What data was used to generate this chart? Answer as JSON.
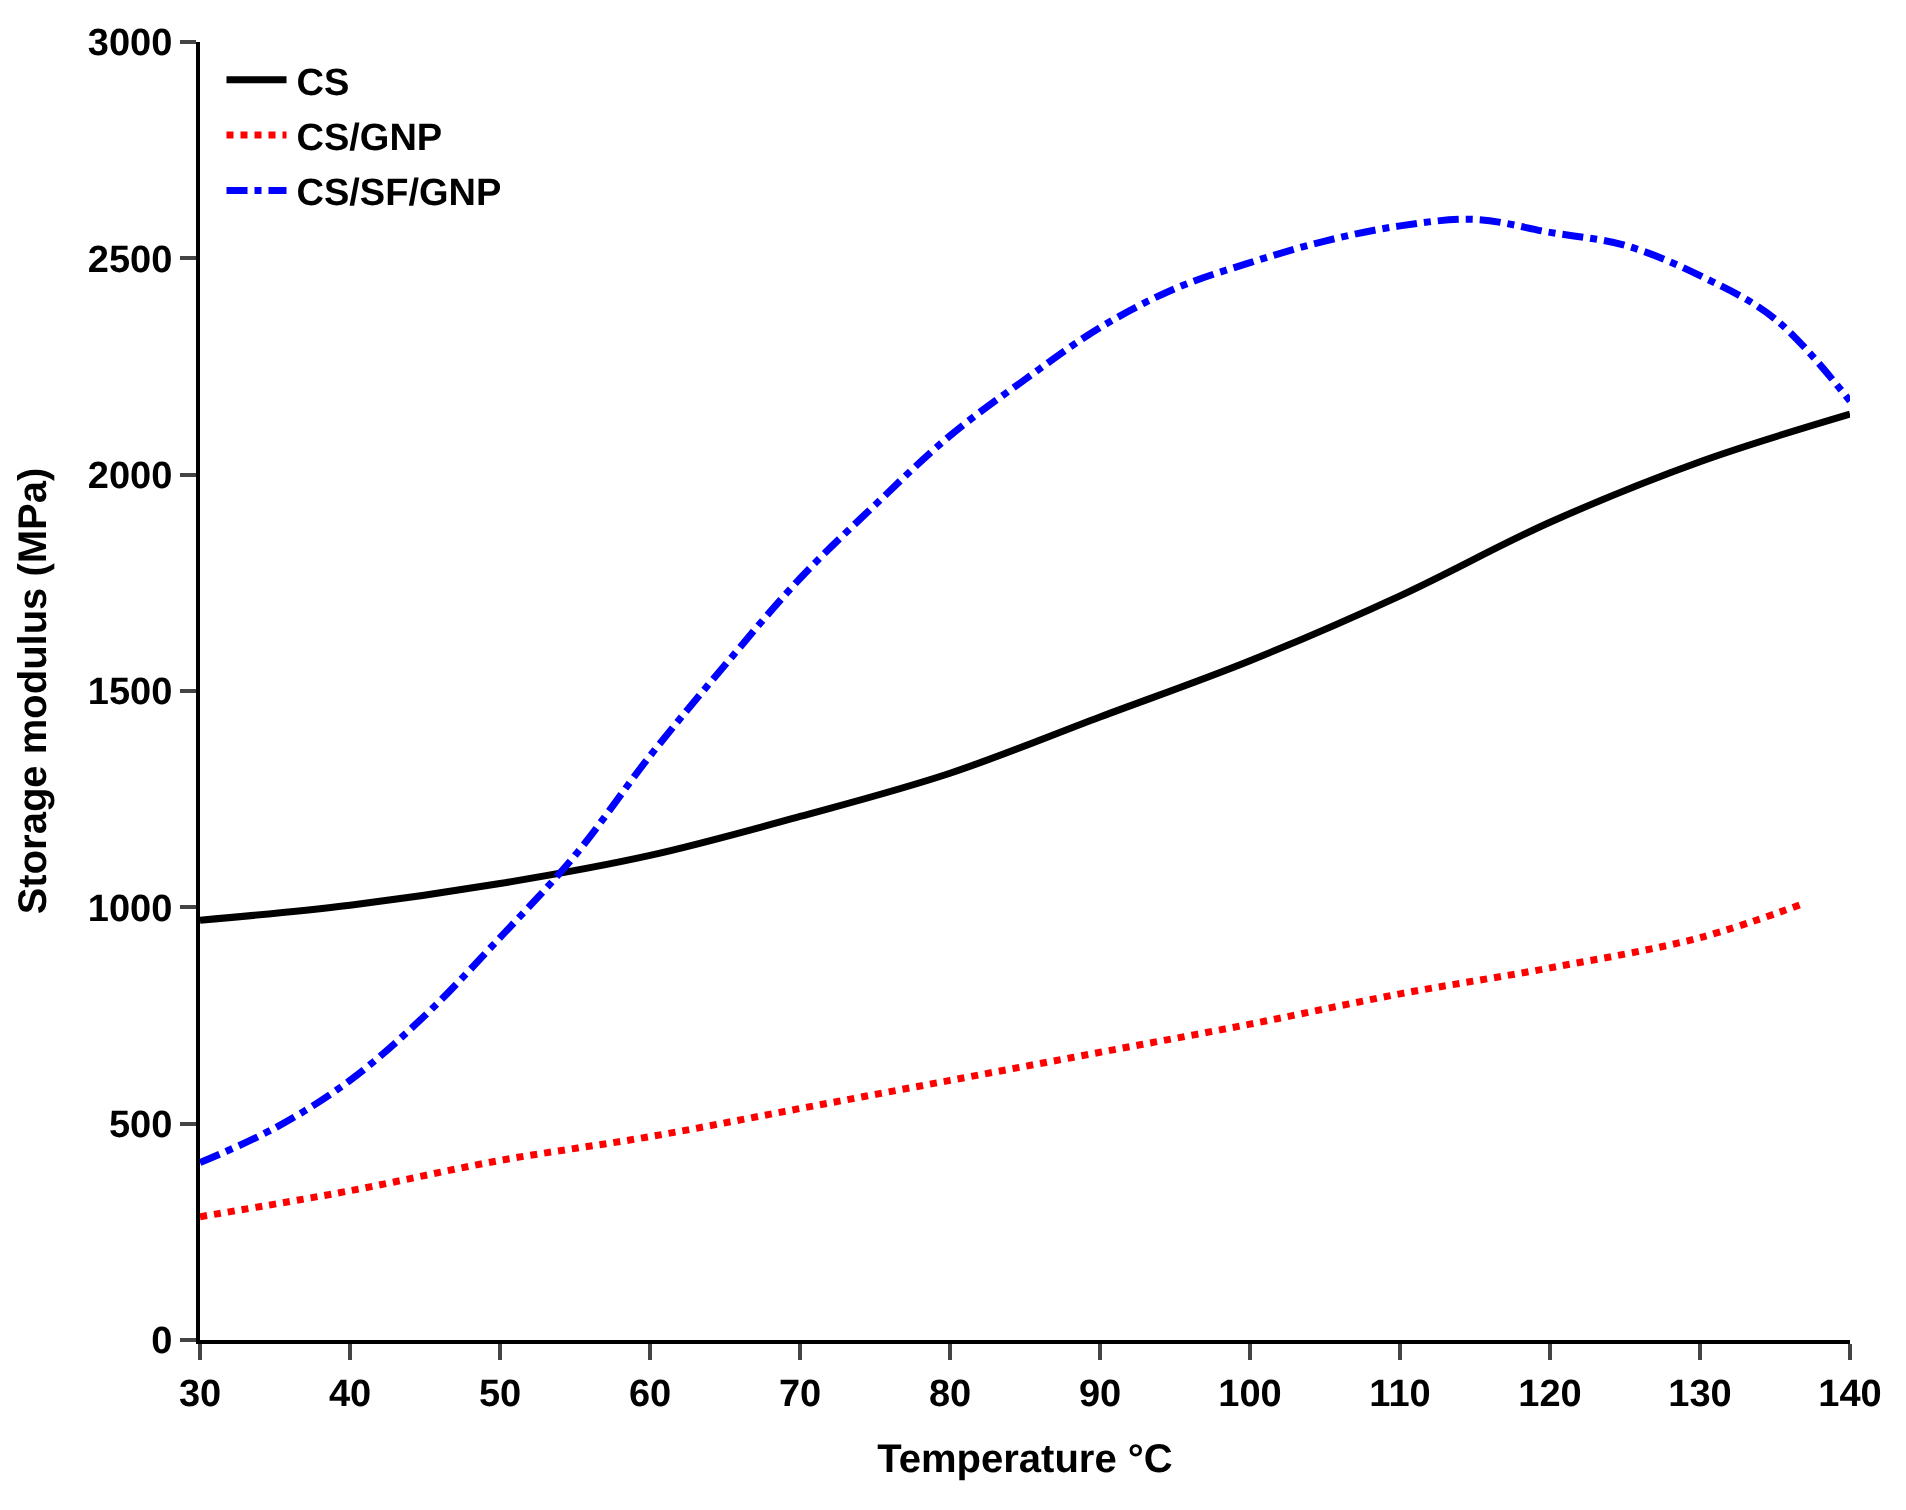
{
  "chart_data": {
    "type": "line",
    "xlabel": "Temperature °C",
    "ylabel": "Storage modulus (MPa)",
    "xlim": [
      30,
      140
    ],
    "xticks": [
      30,
      40,
      50,
      60,
      70,
      80,
      90,
      100,
      110,
      120,
      130,
      140
    ],
    "ylim": [
      0,
      3000
    ],
    "yticks": [
      0,
      500,
      1000,
      1500,
      2000,
      2500,
      3000
    ],
    "legend": "top left",
    "marker": "none",
    "series": [
      {
        "name": "CS",
        "color": "#000000",
        "line_style": "solid",
        "x": [
          30,
          40,
          50,
          60,
          70,
          80,
          90,
          100,
          110,
          120,
          130,
          140
        ],
        "values": [
          970,
          1005,
          1055,
          1120,
          1210,
          1310,
          1440,
          1570,
          1720,
          1890,
          2030,
          2140
        ]
      },
      {
        "name": "CS/GNP",
        "color": "#ff0000",
        "line_style": "dotted",
        "x": [
          30,
          40,
          50,
          60,
          70,
          80,
          90,
          100,
          110,
          120,
          130,
          137
        ],
        "values": [
          285,
          345,
          415,
          470,
          535,
          600,
          665,
          730,
          800,
          860,
          930,
          1010
        ]
      },
      {
        "name": "CS/SF/GNP",
        "color": "#0000ff",
        "line_style": "dashdot",
        "x": [
          30,
          35,
          40,
          45,
          50,
          55,
          60,
          65,
          70,
          75,
          80,
          85,
          90,
          95,
          100,
          105,
          110,
          115,
          120,
          125,
          130,
          135,
          140
        ],
        "values": [
          410,
          490,
          600,
          750,
          930,
          1120,
          1350,
          1560,
          1760,
          1930,
          2090,
          2220,
          2340,
          2430,
          2490,
          2540,
          2575,
          2590,
          2560,
          2530,
          2460,
          2360,
          2170
        ]
      }
    ]
  }
}
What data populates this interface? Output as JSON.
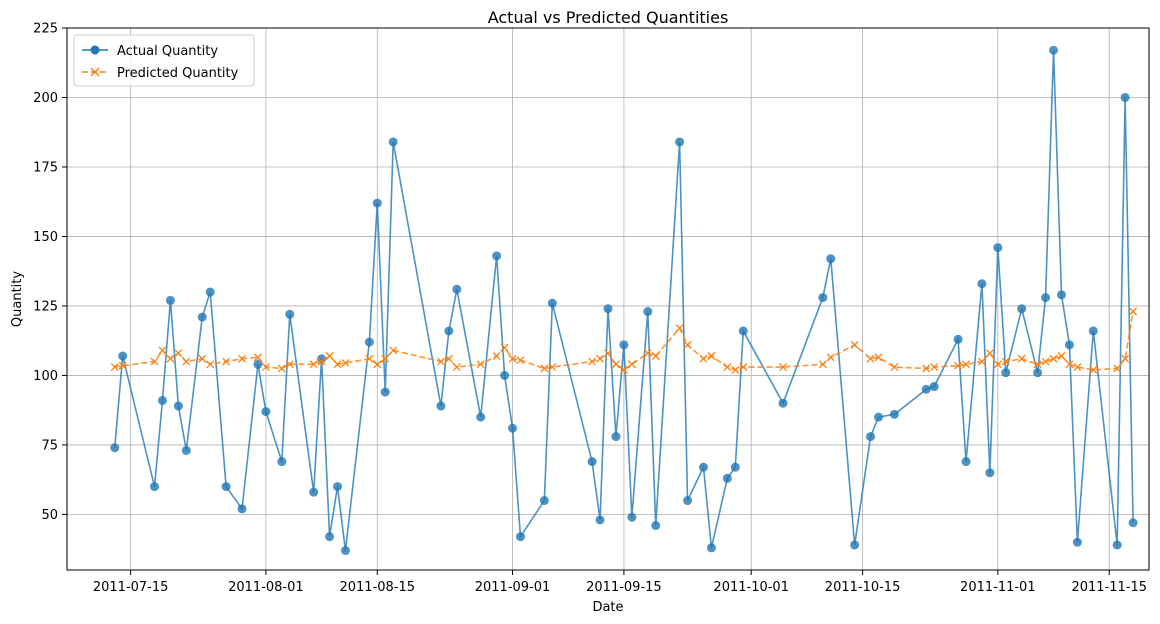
{
  "chart_data": {
    "type": "line",
    "title": "Actual vs Predicted Quantities",
    "xlabel": "Date",
    "ylabel": "Quantity",
    "x_range": [
      "2011-07-07",
      "2011-11-20"
    ],
    "ylim": [
      30,
      225
    ],
    "yticks": [
      50,
      75,
      100,
      125,
      150,
      175,
      200,
      225
    ],
    "xticks": [
      "2011-07-15",
      "2011-08-01",
      "2011-08-15",
      "2011-09-01",
      "2011-09-15",
      "2011-10-01",
      "2011-10-15",
      "2011-11-01",
      "2011-11-15"
    ],
    "grid": true,
    "legend_position": "top-left",
    "series": [
      {
        "name": "Actual Quantity",
        "color": "#1f77b4",
        "marker": "circle",
        "line_style": "solid",
        "x": [
          "2011-07-13",
          "2011-07-14",
          "2011-07-18",
          "2011-07-19",
          "2011-07-20",
          "2011-07-21",
          "2011-07-22",
          "2011-07-24",
          "2011-07-25",
          "2011-07-27",
          "2011-07-29",
          "2011-07-31",
          "2011-08-01",
          "2011-08-03",
          "2011-08-04",
          "2011-08-07",
          "2011-08-08",
          "2011-08-09",
          "2011-08-10",
          "2011-08-11",
          "2011-08-14",
          "2011-08-15",
          "2011-08-16",
          "2011-08-17",
          "2011-08-23",
          "2011-08-24",
          "2011-08-25",
          "2011-08-28",
          "2011-08-30",
          "2011-08-31",
          "2011-09-01",
          "2011-09-02",
          "2011-09-05",
          "2011-09-06",
          "2011-09-11",
          "2011-09-12",
          "2011-09-13",
          "2011-09-14",
          "2011-09-15",
          "2011-09-16",
          "2011-09-18",
          "2011-09-19",
          "2011-09-22",
          "2011-09-23",
          "2011-09-25",
          "2011-09-26",
          "2011-09-28",
          "2011-09-29",
          "2011-09-30",
          "2011-10-05",
          "2011-10-10",
          "2011-10-11",
          "2011-10-14",
          "2011-10-16",
          "2011-10-17",
          "2011-10-19",
          "2011-10-23",
          "2011-10-24",
          "2011-10-27",
          "2011-10-28",
          "2011-10-30",
          "2011-10-31",
          "2011-11-01",
          "2011-11-02",
          "2011-11-04",
          "2011-11-06",
          "2011-11-07",
          "2011-11-08",
          "2011-11-09",
          "2011-11-10",
          "2011-11-11",
          "2011-11-13",
          "2011-11-16",
          "2011-11-17",
          "2011-11-18"
        ],
        "values": [
          74,
          107,
          60,
          91,
          127,
          89,
          73,
          121,
          130,
          60,
          52,
          104,
          87,
          69,
          122,
          58,
          106,
          42,
          60,
          37,
          112,
          162,
          94,
          184,
          89,
          116,
          131,
          85,
          143,
          100,
          81,
          42,
          55,
          126,
          69,
          48,
          124,
          78,
          111,
          49,
          123,
          46,
          184,
          55,
          67,
          38,
          63,
          67,
          116,
          90,
          128,
          142,
          39,
          78,
          85,
          86,
          95,
          96,
          113,
          69,
          133,
          65,
          146,
          101,
          124,
          101,
          128,
          217,
          129,
          111,
          40,
          116,
          39,
          200,
          47
        ]
      },
      {
        "name": "Predicted Quantity",
        "color": "#ff7f0e",
        "marker": "x",
        "line_style": "dashed",
        "x": [
          "2011-07-13",
          "2011-07-14",
          "2011-07-18",
          "2011-07-19",
          "2011-07-20",
          "2011-07-21",
          "2011-07-22",
          "2011-07-24",
          "2011-07-25",
          "2011-07-27",
          "2011-07-29",
          "2011-07-31",
          "2011-08-01",
          "2011-08-03",
          "2011-08-04",
          "2011-08-07",
          "2011-08-08",
          "2011-08-09",
          "2011-08-10",
          "2011-08-11",
          "2011-08-14",
          "2011-08-15",
          "2011-08-16",
          "2011-08-17",
          "2011-08-23",
          "2011-08-24",
          "2011-08-25",
          "2011-08-28",
          "2011-08-30",
          "2011-08-31",
          "2011-09-01",
          "2011-09-02",
          "2011-09-05",
          "2011-09-06",
          "2011-09-11",
          "2011-09-12",
          "2011-09-13",
          "2011-09-14",
          "2011-09-15",
          "2011-09-16",
          "2011-09-18",
          "2011-09-19",
          "2011-09-22",
          "2011-09-23",
          "2011-09-25",
          "2011-09-26",
          "2011-09-28",
          "2011-09-29",
          "2011-09-30",
          "2011-10-05",
          "2011-10-10",
          "2011-10-11",
          "2011-10-14",
          "2011-10-16",
          "2011-10-17",
          "2011-10-19",
          "2011-10-23",
          "2011-10-24",
          "2011-10-27",
          "2011-10-28",
          "2011-10-30",
          "2011-10-31",
          "2011-11-01",
          "2011-11-02",
          "2011-11-04",
          "2011-11-06",
          "2011-11-07",
          "2011-11-08",
          "2011-11-09",
          "2011-11-10",
          "2011-11-11",
          "2011-11-13",
          "2011-11-16",
          "2011-11-17",
          "2011-11-18"
        ],
        "values": [
          103,
          103.5,
          105,
          109,
          106,
          108,
          105,
          106,
          104,
          105,
          106,
          106.5,
          103,
          102.5,
          104,
          104,
          105,
          107,
          104,
          104.5,
          106,
          104,
          106,
          109,
          105,
          106,
          103,
          104,
          107,
          110,
          106,
          105.5,
          102.5,
          103,
          105,
          106,
          108,
          104,
          102,
          104,
          108,
          107,
          117,
          111,
          106,
          107,
          103,
          102,
          103,
          103,
          104,
          106.5,
          111,
          106,
          106.5,
          103,
          102.5,
          103,
          103.5,
          104,
          105,
          108,
          104,
          105,
          106,
          104,
          105,
          106,
          107,
          104,
          103,
          102,
          102.5,
          106,
          123
        ]
      }
    ]
  }
}
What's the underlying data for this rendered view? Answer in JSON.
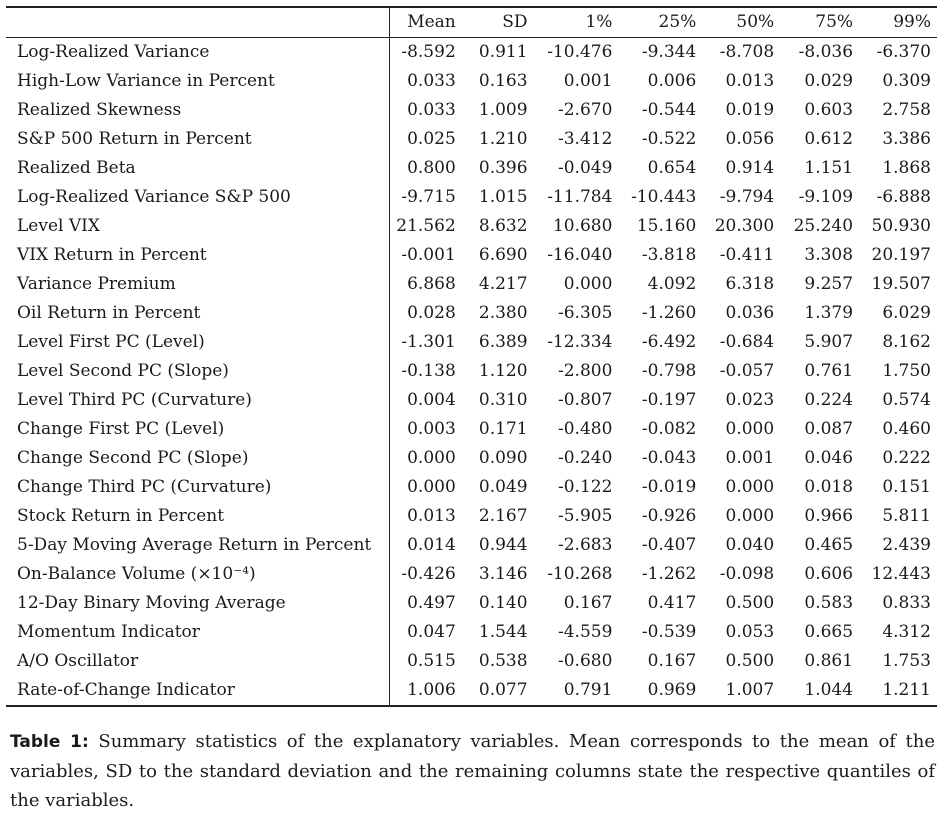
{
  "table": {
    "columns": [
      "Mean",
      "SD",
      "1%",
      "25%",
      "50%",
      "75%",
      "99%"
    ],
    "rows": [
      {
        "label": "Log-Realized Variance",
        "values": [
          "-8.592",
          "0.911",
          "-10.476",
          "-9.344",
          "-8.708",
          "-8.036",
          "-6.370"
        ]
      },
      {
        "label": "High-Low Variance in Percent",
        "values": [
          "0.033",
          "0.163",
          "0.001",
          "0.006",
          "0.013",
          "0.029",
          "0.309"
        ]
      },
      {
        "label": "Realized Skewness",
        "values": [
          "0.033",
          "1.009",
          "-2.670",
          "-0.544",
          "0.019",
          "0.603",
          "2.758"
        ]
      },
      {
        "label": "S&P 500 Return in Percent",
        "values": [
          "0.025",
          "1.210",
          "-3.412",
          "-0.522",
          "0.056",
          "0.612",
          "3.386"
        ]
      },
      {
        "label": "Realized Beta",
        "values": [
          "0.800",
          "0.396",
          "-0.049",
          "0.654",
          "0.914",
          "1.151",
          "1.868"
        ]
      },
      {
        "label": "Log-Realized Variance S&P 500",
        "values": [
          "-9.715",
          "1.015",
          "-11.784",
          "-10.443",
          "-9.794",
          "-9.109",
          "-6.888"
        ]
      },
      {
        "label": "Level VIX",
        "values": [
          "21.562",
          "8.632",
          "10.680",
          "15.160",
          "20.300",
          "25.240",
          "50.930"
        ]
      },
      {
        "label": "VIX Return in Percent",
        "values": [
          "-0.001",
          "6.690",
          "-16.040",
          "-3.818",
          "-0.411",
          "3.308",
          "20.197"
        ]
      },
      {
        "label": "Variance Premium",
        "values": [
          "6.868",
          "4.217",
          "0.000",
          "4.092",
          "6.318",
          "9.257",
          "19.507"
        ]
      },
      {
        "label": "Oil Return in Percent",
        "values": [
          "0.028",
          "2.380",
          "-6.305",
          "-1.260",
          "0.036",
          "1.379",
          "6.029"
        ]
      },
      {
        "label": "Level First PC (Level)",
        "values": [
          "-1.301",
          "6.389",
          "-12.334",
          "-6.492",
          "-0.684",
          "5.907",
          "8.162"
        ]
      },
      {
        "label": "Level Second PC (Slope)",
        "values": [
          "-0.138",
          "1.120",
          "-2.800",
          "-0.798",
          "-0.057",
          "0.761",
          "1.750"
        ]
      },
      {
        "label": "Level Third PC (Curvature)",
        "values": [
          "0.004",
          "0.310",
          "-0.807",
          "-0.197",
          "0.023",
          "0.224",
          "0.574"
        ]
      },
      {
        "label": "Change First PC (Level)",
        "values": [
          "0.003",
          "0.171",
          "-0.480",
          "-0.082",
          "0.000",
          "0.087",
          "0.460"
        ]
      },
      {
        "label": "Change Second PC (Slope)",
        "values": [
          "0.000",
          "0.090",
          "-0.240",
          "-0.043",
          "0.001",
          "0.046",
          "0.222"
        ]
      },
      {
        "label": "Change Third PC (Curvature)",
        "values": [
          "0.000",
          "0.049",
          "-0.122",
          "-0.019",
          "0.000",
          "0.018",
          "0.151"
        ]
      },
      {
        "label": "Stock Return in Percent",
        "values": [
          "0.013",
          "2.167",
          "-5.905",
          "-0.926",
          "0.000",
          "0.966",
          "5.811"
        ]
      },
      {
        "label": "5-Day Moving Average Return in Percent",
        "values": [
          "0.014",
          "0.944",
          "-2.683",
          "-0.407",
          "0.040",
          "0.465",
          "2.439"
        ]
      },
      {
        "label": "On-Balance Volume (×10⁻⁴)",
        "values": [
          "-0.426",
          "3.146",
          "-10.268",
          "-1.262",
          "-0.098",
          "0.606",
          "12.443"
        ]
      },
      {
        "label": "12-Day Binary Moving Average",
        "values": [
          "0.497",
          "0.140",
          "0.167",
          "0.417",
          "0.500",
          "0.583",
          "0.833"
        ]
      },
      {
        "label": "Momentum Indicator",
        "values": [
          "0.047",
          "1.544",
          "-4.559",
          "-0.539",
          "0.053",
          "0.665",
          "4.312"
        ]
      },
      {
        "label": "A/O Oscillator",
        "values": [
          "0.515",
          "0.538",
          "-0.680",
          "0.167",
          "0.500",
          "0.861",
          "1.753"
        ]
      },
      {
        "label": "Rate-of-Change Indicator",
        "values": [
          "1.006",
          "0.077",
          "0.791",
          "0.969",
          "1.007",
          "1.044",
          "1.211"
        ]
      }
    ]
  },
  "caption": {
    "label": "Table 1:",
    "text": "Summary statistics of the explanatory variables. Mean corresponds to the mean of the variables, SD to the standard deviation and the remaining columns state the respective quantiles of the variables."
  }
}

──────────

- [Problem requirements]:
Lines that hold the word "Quantity" are the ones to return, every one of them.

- [Right answer]:
    "ylabel": "Quantity",
        "name": "Actual Quantity",
        "name": "Predicted Quantity",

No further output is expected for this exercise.